TASK DESCRIPTION
Could you copy every line from the material below in which "eleverne" appears?

DATA EXCERPTS
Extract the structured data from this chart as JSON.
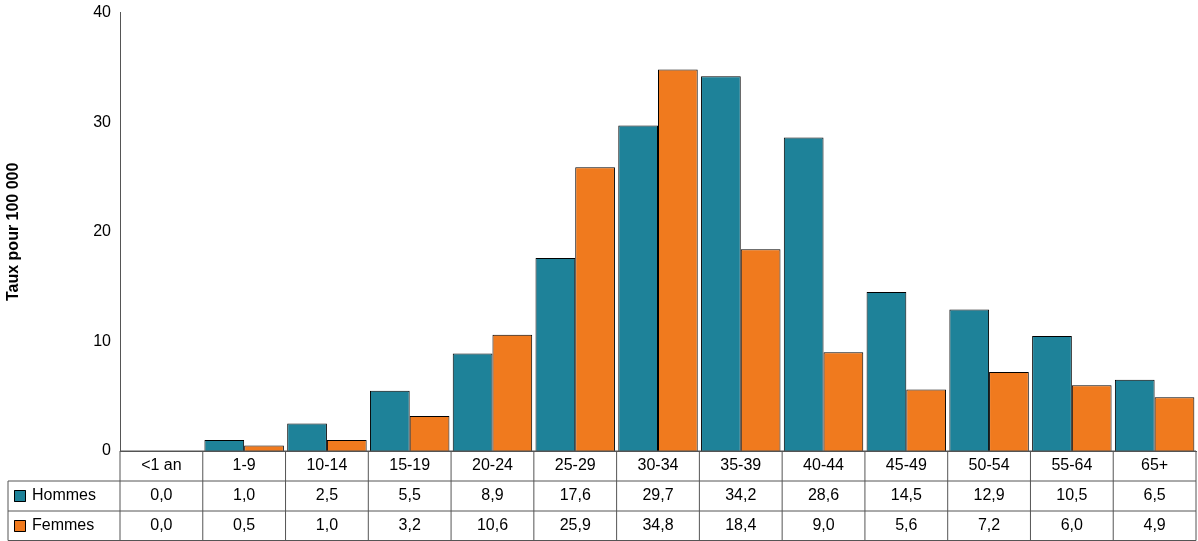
{
  "chart_data": {
    "type": "bar",
    "ylabel": "Taux pour 100 000",
    "categories": [
      "<1 an",
      "1-9",
      "10-14",
      "15-19",
      "20-24",
      "25-29",
      "30-34",
      "35-39",
      "40-44",
      "45-49",
      "50-54",
      "55-64",
      "65+"
    ],
    "series": [
      {
        "name": "Hommes",
        "color": "#1e8299",
        "values": [
          0.0,
          1.0,
          2.5,
          5.5,
          8.9,
          17.6,
          29.7,
          34.2,
          28.6,
          14.5,
          12.9,
          10.5,
          6.5
        ],
        "value_labels": [
          "0,0",
          "1,0",
          "2,5",
          "5,5",
          "8,9",
          "17,6",
          "29,7",
          "34,2",
          "28,6",
          "14,5",
          "12,9",
          "10,5",
          "6,5"
        ]
      },
      {
        "name": "Femmes",
        "color": "#f07a1e",
        "values": [
          0.0,
          0.5,
          1.0,
          3.2,
          10.6,
          25.9,
          34.8,
          18.4,
          9.0,
          5.6,
          7.2,
          6.0,
          4.9
        ],
        "value_labels": [
          "0,0",
          "0,5",
          "1,0",
          "3,2",
          "10,6",
          "25,9",
          "34,8",
          "18,4",
          "9,0",
          "5,6",
          "7,2",
          "6,0",
          "4,9"
        ]
      }
    ],
    "ylim": [
      0,
      40
    ],
    "yticks": [
      0,
      10,
      20,
      30,
      40
    ],
    "grid": false,
    "legend": "bottom left"
  }
}
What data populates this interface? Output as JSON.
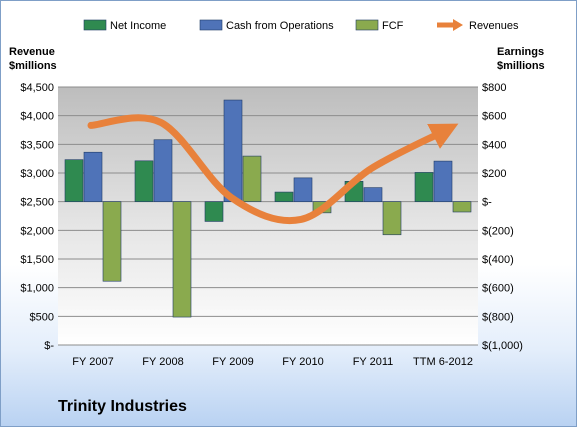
{
  "company": "Trinity Industries",
  "chart_data": {
    "type": "bar",
    "categories": [
      "FY 2007",
      "FY 2008",
      "FY 2009",
      "FY 2010",
      "FY 2011",
      "TTM 6-2012"
    ],
    "series": [
      {
        "name": "Net Income",
        "axis": "right",
        "color": "#2f8a50",
        "values": [
          293,
          285,
          -138,
          67,
          142,
          204
        ]
      },
      {
        "name": "Cash from Operations",
        "axis": "right",
        "color": "#4f73b8",
        "values": [
          345,
          432,
          709,
          166,
          98,
          283
        ]
      },
      {
        "name": "FCF",
        "axis": "right",
        "color": "#8aaa4e",
        "values": [
          -555,
          -805,
          318,
          -78,
          -231,
          -72
        ]
      },
      {
        "name": "Revenues",
        "axis": "left",
        "type": "line",
        "color": "#e8813b",
        "values": [
          3830,
          3880,
          2575,
          2190,
          3075,
          3705
        ]
      }
    ],
    "yleft": {
      "label": [
        "Revenue",
        "$millions"
      ],
      "lim": [
        0,
        4500
      ],
      "ticks": [
        "$-",
        "$500",
        "$1,000",
        "$1,500",
        "$2,000",
        "$2,500",
        "$3,000",
        "$3,500",
        "$4,000",
        "$4,500"
      ]
    },
    "yright": {
      "label": [
        "Earnings",
        "$millions"
      ],
      "lim": [
        -1000,
        800
      ],
      "ticks": [
        "$(1,000)",
        "$(800)",
        "$(600)",
        "$(400)",
        "$(200)",
        "$-",
        "$200",
        "$400",
        "$600",
        "$800"
      ]
    },
    "legend": [
      "Net Income",
      "Cash from Operations",
      "FCF",
      "Revenues"
    ],
    "legend_position": "top",
    "grid": true
  }
}
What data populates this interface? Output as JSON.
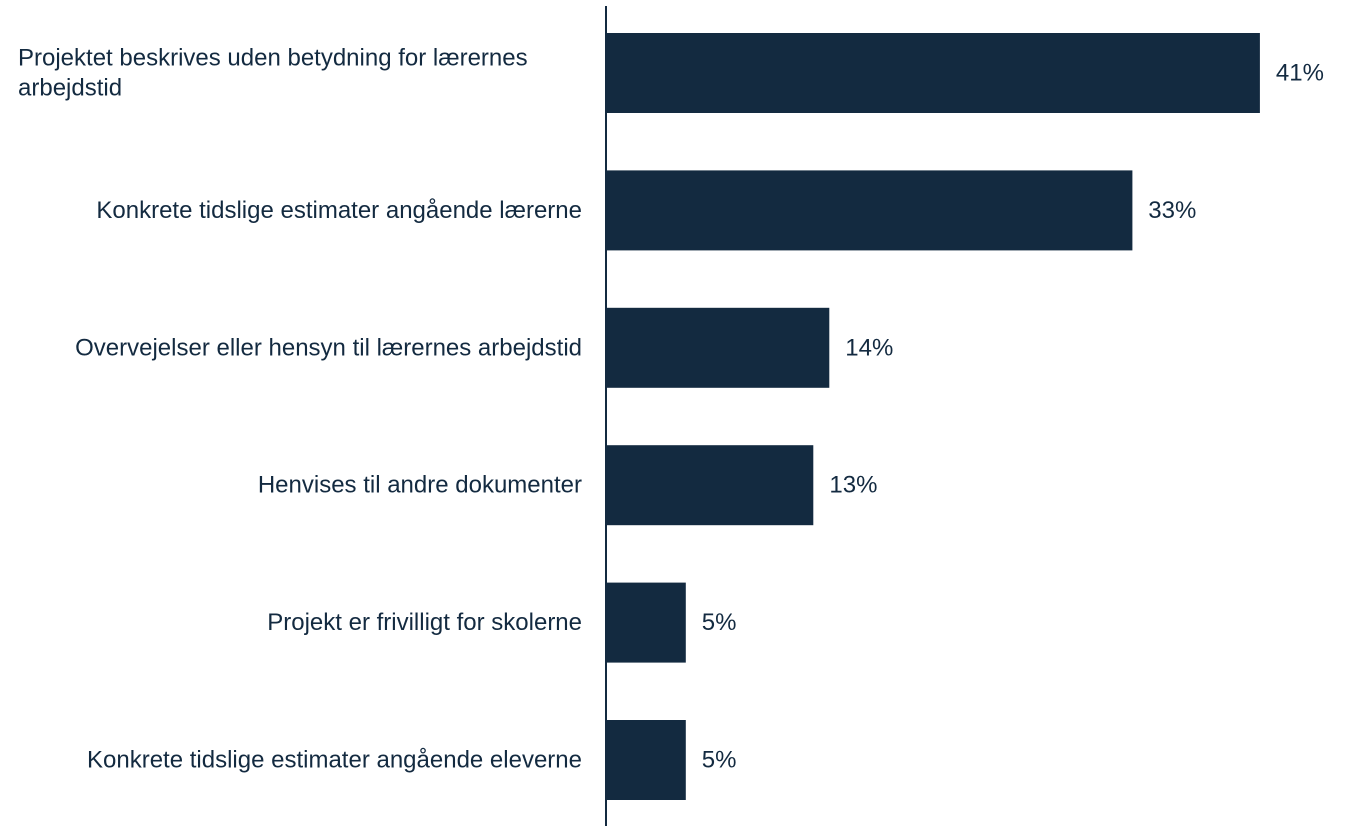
{
  "chart_data": {
    "type": "bar",
    "orientation": "horizontal",
    "categories": [
      "Projektet beskrives uden betydning for lærernes arbejdstid",
      "Konkrete tidslige estimater angående lærerne",
      "Overvejelser eller hensyn til lærernes arbejdstid",
      "Henvises til andre dokumenter",
      "Projekt er frivilligt for skolerne",
      "Konkrete tidslige estimater angående eleverne"
    ],
    "category_lines": [
      [
        "Projektet beskrives uden betydning for lærernes",
        "arbejdstid"
      ],
      [
        "Konkrete tidslige estimater angående lærerne"
      ],
      [
        "Overvejelser eller hensyn til lærernes arbejdstid"
      ],
      [
        "Henvises til andre dokumenter"
      ],
      [
        "Projekt er frivilligt for skolerne"
      ],
      [
        "Konkrete tidslige estimater angående eleverne"
      ]
    ],
    "values": [
      41,
      33,
      14,
      13,
      5,
      5
    ],
    "value_labels": [
      "41%",
      "33%",
      "14%",
      "13%",
      "5%",
      "5%"
    ],
    "unit": "%",
    "xlim": [
      0,
      100
    ],
    "grid": false,
    "legend": "none",
    "bar_color": "#132a40",
    "text_color": "#132a40",
    "axis_color": "#132a40"
  }
}
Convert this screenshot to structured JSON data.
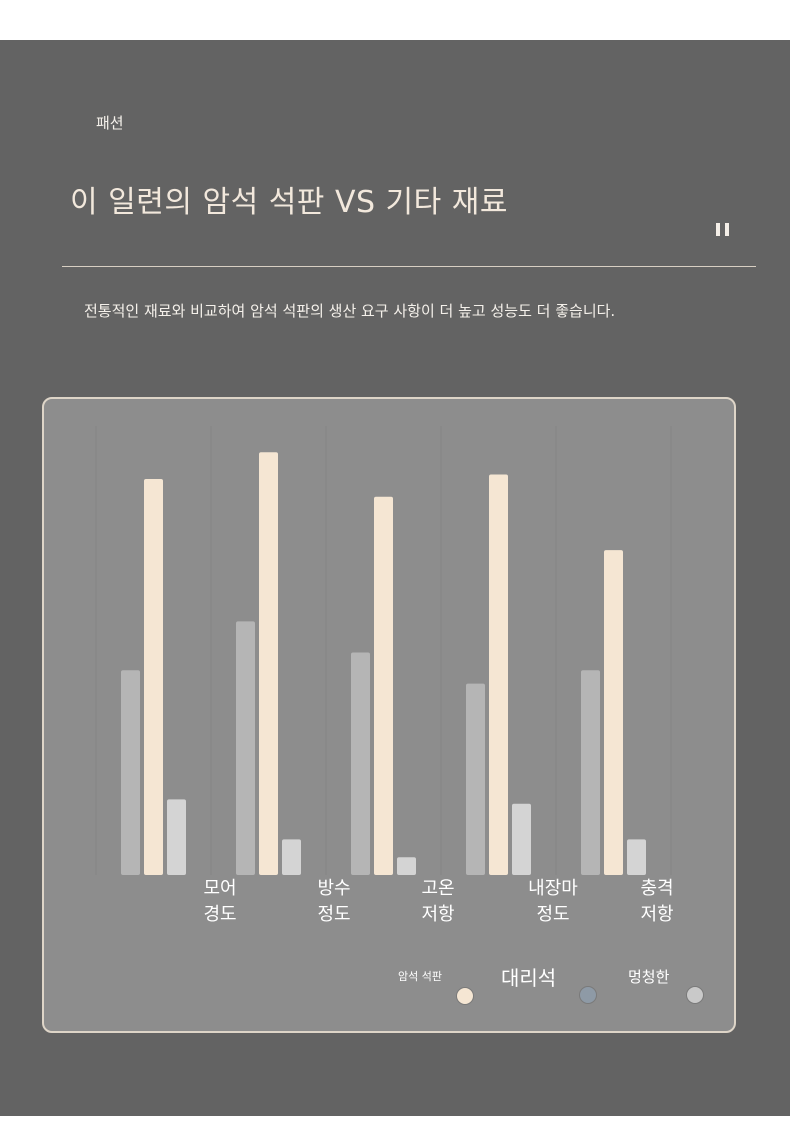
{
  "header": {
    "category": "패션",
    "title": "이 일련의 암석 석판 VS 기타 재료",
    "subtitle": "전통적인 재료와 비교하여 암석 석판의 생산 요구 사항이 더 높고 성능도 더 좋습니다."
  },
  "controls": {
    "pause_icon": "pause-icon"
  },
  "colors": {
    "panel": "#636363",
    "chart_bg": "#8d8d8d",
    "rock_slab": "#f5e6d3",
    "marble": "#b5b5b5",
    "other": "#d4d4d4"
  },
  "chart_data": {
    "type": "bar",
    "categories": [
      "모어\n경도",
      "방수\n정도",
      "고온\n저항",
      "내장마\n정도",
      "충격\n저항"
    ],
    "series": [
      {
        "name": "대리석",
        "values": [
          46,
          57,
          50,
          43,
          46
        ]
      },
      {
        "name": "암석 석판",
        "values": [
          89,
          95,
          85,
          90,
          73
        ]
      },
      {
        "name": "멍청한",
        "values": [
          17,
          8,
          4,
          16,
          8
        ]
      }
    ],
    "ylim": [
      0,
      100
    ],
    "grid": true,
    "legend": [
      {
        "label": "암석 석판",
        "color": "#f5e6d3"
      },
      {
        "label": "대리석",
        "color": "#8e9aa6"
      },
      {
        "label": "멍청한",
        "color": "#c9c9c9"
      }
    ],
    "legend_position": "bottom-right"
  }
}
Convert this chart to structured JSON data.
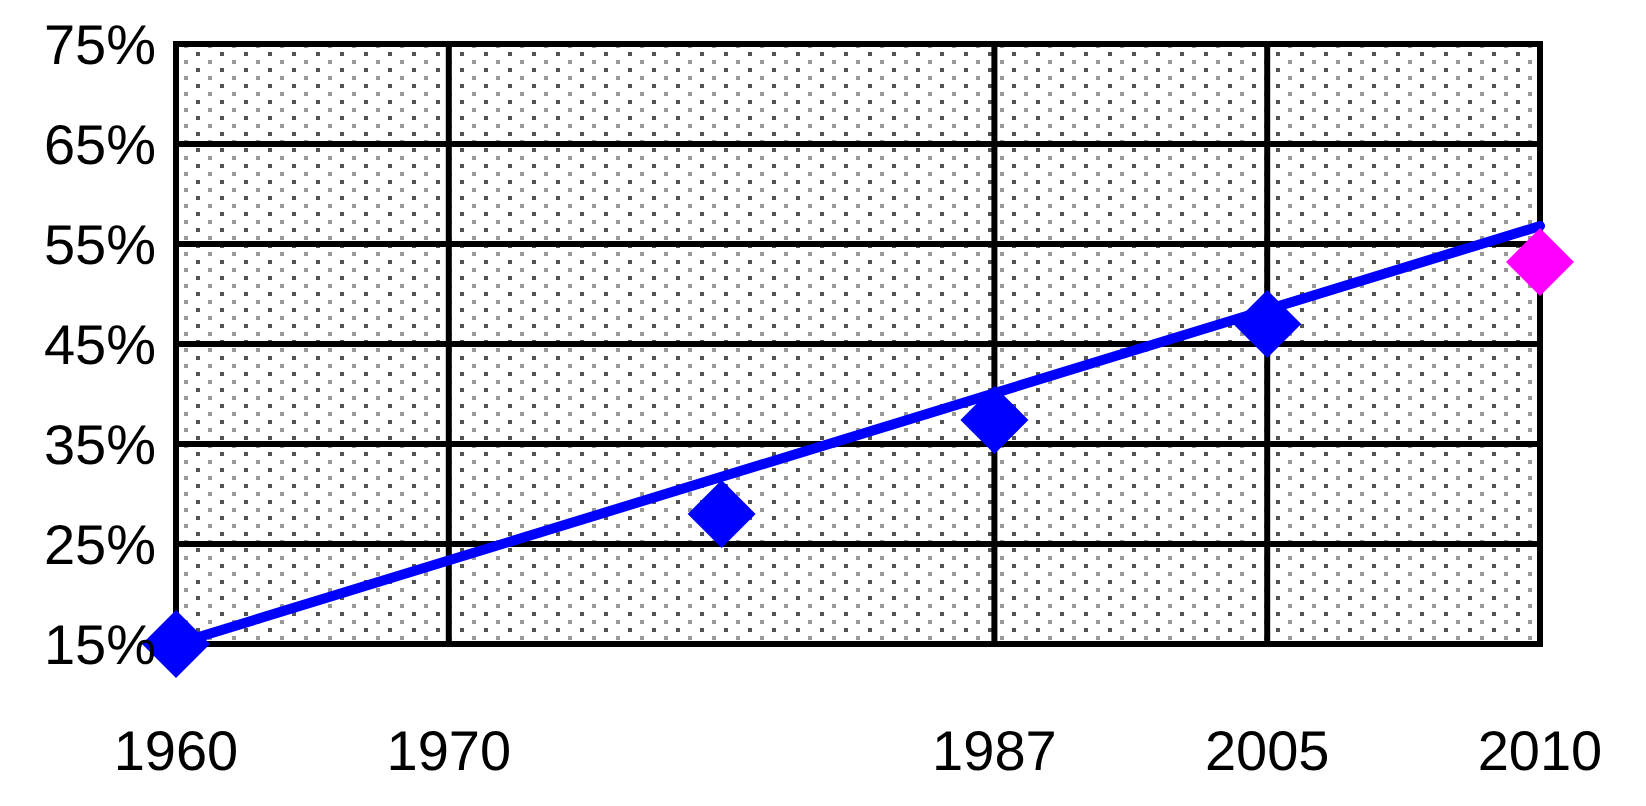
{
  "chart_data": {
    "type": "scatter",
    "categories": [
      "1960",
      "1970",
      null,
      "1987",
      "2005",
      "2010"
    ],
    "ylim": [
      15,
      75
    ],
    "yticks": [
      {
        "value": 15,
        "label": "15%"
      },
      {
        "value": 25,
        "label": "25%"
      },
      {
        "value": 35,
        "label": "35%"
      },
      {
        "value": 45,
        "label": "45%"
      },
      {
        "value": 55,
        "label": "55%"
      },
      {
        "value": 65,
        "label": "65%"
      },
      {
        "value": 75,
        "label": "75%"
      }
    ],
    "grid": true,
    "marker": "diamond",
    "series": [
      {
        "type": "line",
        "color": "#0000ff",
        "values": [
          15,
          null,
          null,
          null,
          null,
          56.8
        ],
        "marker": "none"
      },
      {
        "color": "#0000ff",
        "values": [
          15,
          null,
          28,
          37.4,
          47,
          null
        ]
      },
      {
        "color": "#ff00ff",
        "values": [
          null,
          null,
          null,
          null,
          null,
          53.2
        ]
      }
    ]
  }
}
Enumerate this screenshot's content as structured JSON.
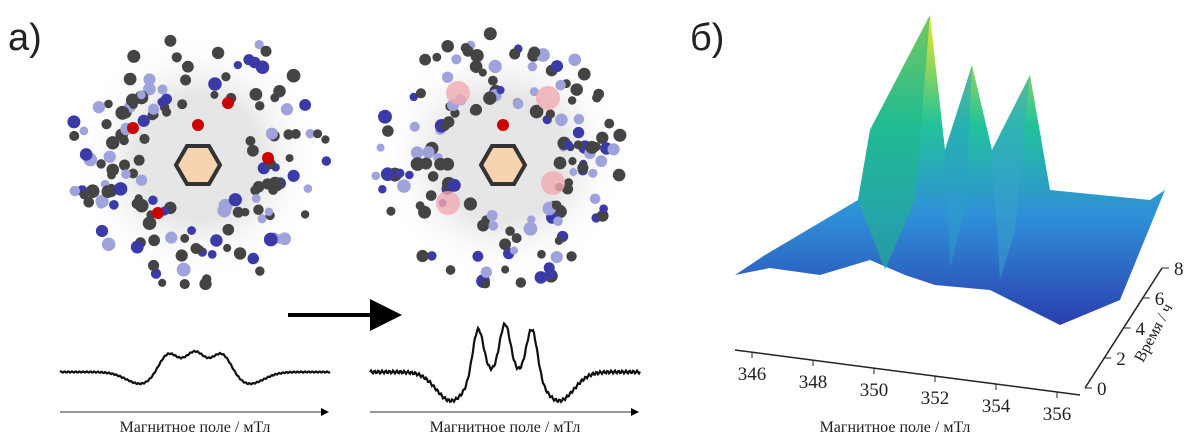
{
  "panel_a": {
    "label": "а)",
    "spectra": [
      {
        "x_label": "Магнитное поле / мТл"
      },
      {
        "x_label": "Магнитное поле / мТл"
      }
    ]
  },
  "panel_b": {
    "label": "б)",
    "x_label": "Магнитное поле / мТл",
    "y_label": "Время / ч",
    "xlim": [
      346,
      356
    ],
    "xticks": [
      346,
      348,
      350,
      352,
      354,
      356
    ],
    "ylim": [
      0,
      8
    ],
    "yticks": [
      0,
      2,
      4,
      6,
      8
    ]
  }
}
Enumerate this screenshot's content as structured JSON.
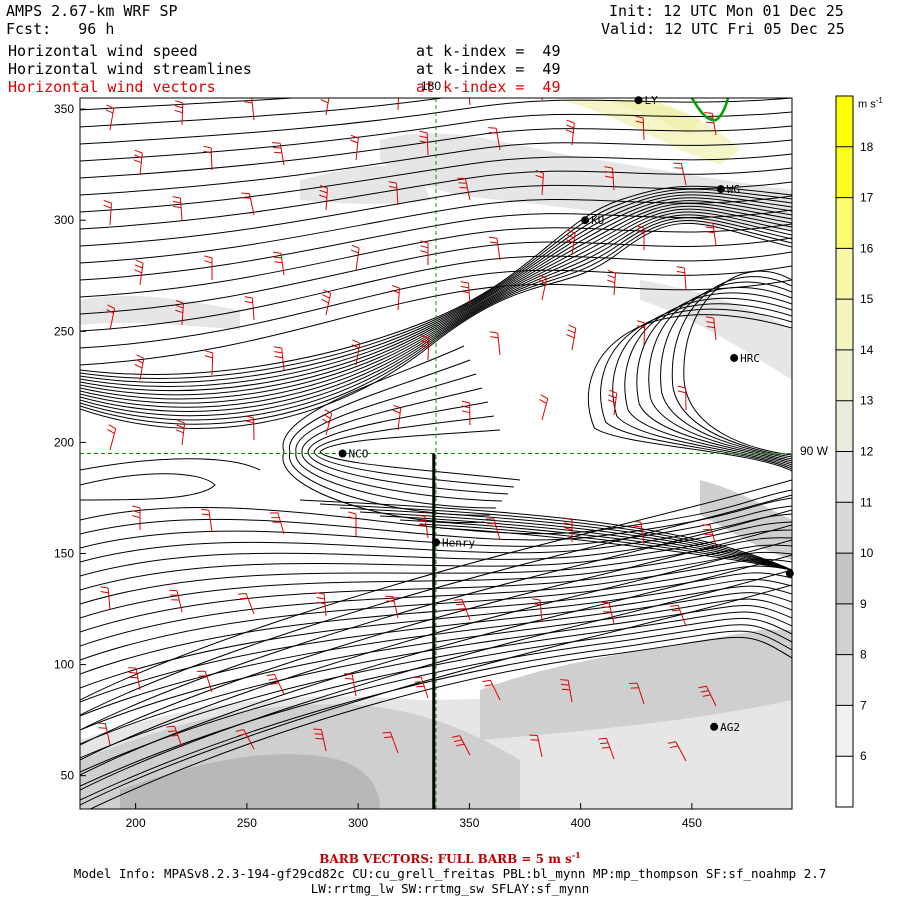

TASK SOLUTION
      "Konkrete tidslige estimater angående eleverne"
        "Konkrete tidslige estimater angående eleverne"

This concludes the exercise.